Written instruction
Isolate every line in the data with the string "Comparison" and copy it.

--------------------------------------------------

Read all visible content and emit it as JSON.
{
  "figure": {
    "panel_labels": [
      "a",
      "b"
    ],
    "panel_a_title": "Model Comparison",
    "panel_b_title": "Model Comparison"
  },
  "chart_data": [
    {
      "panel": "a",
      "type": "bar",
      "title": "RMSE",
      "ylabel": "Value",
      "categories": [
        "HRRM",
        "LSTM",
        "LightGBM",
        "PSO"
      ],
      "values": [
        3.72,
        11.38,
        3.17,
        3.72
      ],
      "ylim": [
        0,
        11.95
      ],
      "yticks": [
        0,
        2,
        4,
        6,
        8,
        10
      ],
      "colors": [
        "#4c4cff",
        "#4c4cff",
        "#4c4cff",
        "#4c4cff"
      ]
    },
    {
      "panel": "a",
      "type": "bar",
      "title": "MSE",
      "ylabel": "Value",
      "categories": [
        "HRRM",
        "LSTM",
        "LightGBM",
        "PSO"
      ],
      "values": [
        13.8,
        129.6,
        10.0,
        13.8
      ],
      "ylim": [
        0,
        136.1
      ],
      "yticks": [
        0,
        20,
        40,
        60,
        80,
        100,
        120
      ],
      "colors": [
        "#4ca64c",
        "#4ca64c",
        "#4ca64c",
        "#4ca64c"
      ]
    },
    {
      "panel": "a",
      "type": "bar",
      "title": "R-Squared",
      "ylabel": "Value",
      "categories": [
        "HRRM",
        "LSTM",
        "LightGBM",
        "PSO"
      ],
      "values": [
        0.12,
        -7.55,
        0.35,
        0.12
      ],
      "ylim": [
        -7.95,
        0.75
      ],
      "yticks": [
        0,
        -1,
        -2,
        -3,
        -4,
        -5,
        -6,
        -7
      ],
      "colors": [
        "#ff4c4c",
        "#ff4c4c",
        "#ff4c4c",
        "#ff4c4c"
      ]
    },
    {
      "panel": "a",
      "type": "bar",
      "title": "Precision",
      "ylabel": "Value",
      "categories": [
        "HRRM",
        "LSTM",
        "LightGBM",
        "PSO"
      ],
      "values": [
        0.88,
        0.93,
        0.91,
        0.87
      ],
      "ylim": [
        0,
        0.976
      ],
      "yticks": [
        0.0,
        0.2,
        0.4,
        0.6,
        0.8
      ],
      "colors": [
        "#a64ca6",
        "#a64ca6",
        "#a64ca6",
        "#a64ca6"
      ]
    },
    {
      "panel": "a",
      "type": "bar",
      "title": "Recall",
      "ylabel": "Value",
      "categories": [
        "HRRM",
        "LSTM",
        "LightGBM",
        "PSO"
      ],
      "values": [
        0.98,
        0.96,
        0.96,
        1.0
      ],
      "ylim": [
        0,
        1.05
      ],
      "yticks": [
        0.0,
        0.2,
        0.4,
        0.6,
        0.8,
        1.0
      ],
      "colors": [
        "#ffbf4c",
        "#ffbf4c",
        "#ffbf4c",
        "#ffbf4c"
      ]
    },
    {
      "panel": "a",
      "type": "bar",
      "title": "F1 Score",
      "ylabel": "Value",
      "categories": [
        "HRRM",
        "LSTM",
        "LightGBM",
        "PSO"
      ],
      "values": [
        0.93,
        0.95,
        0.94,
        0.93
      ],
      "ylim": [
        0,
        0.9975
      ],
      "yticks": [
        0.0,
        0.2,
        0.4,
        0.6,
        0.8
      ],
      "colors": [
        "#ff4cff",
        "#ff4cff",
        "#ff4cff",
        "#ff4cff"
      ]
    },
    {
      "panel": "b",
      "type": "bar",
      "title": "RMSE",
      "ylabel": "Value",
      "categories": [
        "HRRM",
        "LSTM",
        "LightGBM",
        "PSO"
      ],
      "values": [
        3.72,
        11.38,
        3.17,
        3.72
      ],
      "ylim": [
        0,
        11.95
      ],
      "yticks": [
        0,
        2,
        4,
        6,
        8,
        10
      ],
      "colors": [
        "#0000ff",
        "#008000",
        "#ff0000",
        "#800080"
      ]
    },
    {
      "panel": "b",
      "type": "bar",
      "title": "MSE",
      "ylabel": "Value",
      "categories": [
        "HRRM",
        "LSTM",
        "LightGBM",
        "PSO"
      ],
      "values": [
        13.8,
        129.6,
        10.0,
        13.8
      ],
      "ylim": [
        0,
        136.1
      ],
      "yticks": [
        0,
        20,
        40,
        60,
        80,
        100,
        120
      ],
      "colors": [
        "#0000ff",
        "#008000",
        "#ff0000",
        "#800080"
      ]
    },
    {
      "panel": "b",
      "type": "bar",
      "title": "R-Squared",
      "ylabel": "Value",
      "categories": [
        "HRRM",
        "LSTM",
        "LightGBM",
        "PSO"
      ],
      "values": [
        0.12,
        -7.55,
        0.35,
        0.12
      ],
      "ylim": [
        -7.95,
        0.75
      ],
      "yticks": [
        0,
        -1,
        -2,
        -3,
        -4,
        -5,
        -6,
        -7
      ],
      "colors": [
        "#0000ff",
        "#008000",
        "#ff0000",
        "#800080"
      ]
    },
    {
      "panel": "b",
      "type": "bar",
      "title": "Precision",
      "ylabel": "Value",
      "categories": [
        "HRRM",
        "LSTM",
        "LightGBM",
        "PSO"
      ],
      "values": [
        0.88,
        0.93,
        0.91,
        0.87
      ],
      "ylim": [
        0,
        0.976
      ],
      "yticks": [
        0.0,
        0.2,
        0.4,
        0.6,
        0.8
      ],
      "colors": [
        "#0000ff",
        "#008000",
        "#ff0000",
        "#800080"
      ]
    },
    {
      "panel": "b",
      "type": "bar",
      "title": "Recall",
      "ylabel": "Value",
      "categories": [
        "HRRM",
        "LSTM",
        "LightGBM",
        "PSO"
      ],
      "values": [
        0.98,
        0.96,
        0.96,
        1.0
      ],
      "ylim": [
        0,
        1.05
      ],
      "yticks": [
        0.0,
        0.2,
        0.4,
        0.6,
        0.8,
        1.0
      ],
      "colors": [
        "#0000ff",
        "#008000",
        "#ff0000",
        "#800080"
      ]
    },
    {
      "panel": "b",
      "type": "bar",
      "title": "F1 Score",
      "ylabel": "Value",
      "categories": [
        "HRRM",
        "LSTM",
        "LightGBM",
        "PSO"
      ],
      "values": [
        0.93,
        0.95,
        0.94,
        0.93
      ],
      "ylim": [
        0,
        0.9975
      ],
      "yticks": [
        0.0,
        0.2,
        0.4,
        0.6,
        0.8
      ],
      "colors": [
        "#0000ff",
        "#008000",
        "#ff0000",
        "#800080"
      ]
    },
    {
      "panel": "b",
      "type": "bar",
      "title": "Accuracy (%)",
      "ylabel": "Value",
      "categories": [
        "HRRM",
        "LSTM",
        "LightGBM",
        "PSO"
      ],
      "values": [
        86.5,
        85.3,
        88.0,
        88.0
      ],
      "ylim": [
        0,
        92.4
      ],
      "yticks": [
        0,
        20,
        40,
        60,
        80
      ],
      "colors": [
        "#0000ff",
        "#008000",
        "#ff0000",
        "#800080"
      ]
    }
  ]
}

--------------------------------------------------

Solution to this problem
    "panel_a_title": "Model Comparison",
    "panel_b_title": "Model Comparison"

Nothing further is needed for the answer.